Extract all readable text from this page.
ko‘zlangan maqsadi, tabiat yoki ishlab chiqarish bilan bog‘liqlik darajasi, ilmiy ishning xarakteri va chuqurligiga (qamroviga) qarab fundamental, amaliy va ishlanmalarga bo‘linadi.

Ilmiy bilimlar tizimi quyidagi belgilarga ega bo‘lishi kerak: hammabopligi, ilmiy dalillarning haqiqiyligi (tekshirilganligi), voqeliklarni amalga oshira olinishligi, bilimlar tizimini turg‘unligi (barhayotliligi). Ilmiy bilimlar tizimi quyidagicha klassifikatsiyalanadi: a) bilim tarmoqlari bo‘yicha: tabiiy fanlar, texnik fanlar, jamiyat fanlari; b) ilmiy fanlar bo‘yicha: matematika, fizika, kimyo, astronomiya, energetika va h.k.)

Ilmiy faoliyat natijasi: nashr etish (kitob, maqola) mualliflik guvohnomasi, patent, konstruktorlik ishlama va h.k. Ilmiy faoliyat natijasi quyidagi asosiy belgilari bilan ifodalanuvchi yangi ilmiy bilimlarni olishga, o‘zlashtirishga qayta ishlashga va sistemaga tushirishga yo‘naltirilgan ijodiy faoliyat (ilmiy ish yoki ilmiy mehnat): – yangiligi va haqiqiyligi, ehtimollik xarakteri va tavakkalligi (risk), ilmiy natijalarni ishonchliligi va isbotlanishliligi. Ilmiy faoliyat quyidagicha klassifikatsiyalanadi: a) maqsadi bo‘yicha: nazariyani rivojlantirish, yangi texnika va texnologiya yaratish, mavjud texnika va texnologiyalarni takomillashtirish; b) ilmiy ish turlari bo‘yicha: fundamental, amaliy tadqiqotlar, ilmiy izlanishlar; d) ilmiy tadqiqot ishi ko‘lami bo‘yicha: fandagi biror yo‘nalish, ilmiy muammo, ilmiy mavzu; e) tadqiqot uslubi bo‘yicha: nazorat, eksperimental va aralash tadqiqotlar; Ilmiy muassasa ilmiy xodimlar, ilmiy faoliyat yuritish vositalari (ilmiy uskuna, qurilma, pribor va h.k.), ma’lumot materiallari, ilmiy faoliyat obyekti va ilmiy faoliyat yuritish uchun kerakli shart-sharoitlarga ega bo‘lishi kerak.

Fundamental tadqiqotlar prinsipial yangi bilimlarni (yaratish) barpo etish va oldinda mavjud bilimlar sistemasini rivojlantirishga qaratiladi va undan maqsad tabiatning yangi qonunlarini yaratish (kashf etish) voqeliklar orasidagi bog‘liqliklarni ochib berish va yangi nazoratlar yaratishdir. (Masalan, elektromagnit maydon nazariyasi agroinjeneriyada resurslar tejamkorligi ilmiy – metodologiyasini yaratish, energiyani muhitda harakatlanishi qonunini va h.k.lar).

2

:: REQUEST ::
Extract each line of the listing above, copying it word for word.

:: SOLUTION TO THIS PROBLEM ::
Extract all readable text from this page.
ko‘zlangan maqsadi, tabiat yoki ishlab chiqarish bilan bog‘liqlik darajasi, ilmiy ishning xarakteri va chuqurligiga (qamroviga) qarab fundamental, amaliy va ishlanmalarga bo‘linadi.

Ilmiy bilimlar tizimi quyidagi belgilarga ega bo‘lishi kerak: hammabopligi, ilmiy dalillarning haqiqiyligi (tekshirilganligi), voqeliklarni amalga oshira olinishligi, bilimlar tizimini turg‘unligi (barhayotliligi). Ilmiy bilimlar tizimi quyidagicha klassifikatsiyalanadi: a) bilim tarmoqlari bo‘yicha: tabiiy fanlar, texnik fanlar, jamiyat fanlari; b) ilmiy fanlar bo‘yicha: matematika, fizika, kimyo, astronomiya, energetika va h.k.)

Ilmiy faoliyat natijasi: nashr etish (kitob, maqola) mualliflik guvohnomasi, patent, konstruktorlik ishlama va h.k. Ilmiy faoliyat natijasi quyidagi asosiy belgilari bilan ifodalanuvchi yangi ilmiy bilimlarni olishga, o‘zlashtirishga qayta ishlashga va sistemaga tushirishga yo‘naltirilgan ijodiy faoliyat (ilmiy ish yoki ilmiy mehnat): – yangiligi va haqiqiyligi, ehtimollik xarakteri va tavakkalligi (risk), ilmiy natijalarni ishonchliligi va isbotlanishliligi. Ilmiy faoliyat quyidagicha klassifikatsiyalanadi: a) maqsadi bo‘yicha: nazariyani rivojlantirish, yangi texnika va texnologiya yaratish, mavjud texnika va texnologiyalarni takomillashtirish; b) ilmiy ish turlari bo‘yicha: fundamental, amaliy tadqiqotlar, ilmiy izlanishlar; d) ilmiy tadqiqot ishi ko‘lami bo‘yicha: fandagi biror yo‘nalish, ilmiy muammo, ilmiy mavzu; e) tadqiqot uslubi bo‘yicha: nazorat, eksperimental va aralash tadqiqotlar; Ilmiy muassasa ilmiy xodimlar, ilmiy faoliyat yuritish vositalari (ilmiy uskuna, qurilma, pribor va h.k.), ma’lumot materiallari, ilmiy faoliyat obyekti va ilmiy faoliyat yuritish uchun kerakli shart-sharoitlarga ega bo‘lishi kerak.

Fundamental tadqiqotlar prinsipial yangi bilimlarni (yaratish) barpo etish va oldinda mavjud bilimlar sistemasini rivojlantirishga qaratiladi va undan maqsad tabiatning yangi qonunlarini yaratish (kashf etish) voqeliklar orasidagi bog‘liqliklarni ochib berish va yangi nazoratlar yaratishdir. (Masalan, elektromagnit maydon nazariyasi agroinjeneriyada resurslar tejamkorligi ilmiy – metodologiyasini yaratish, energiyani muhitda harakatlanishi qonunini va h.k.lar).

2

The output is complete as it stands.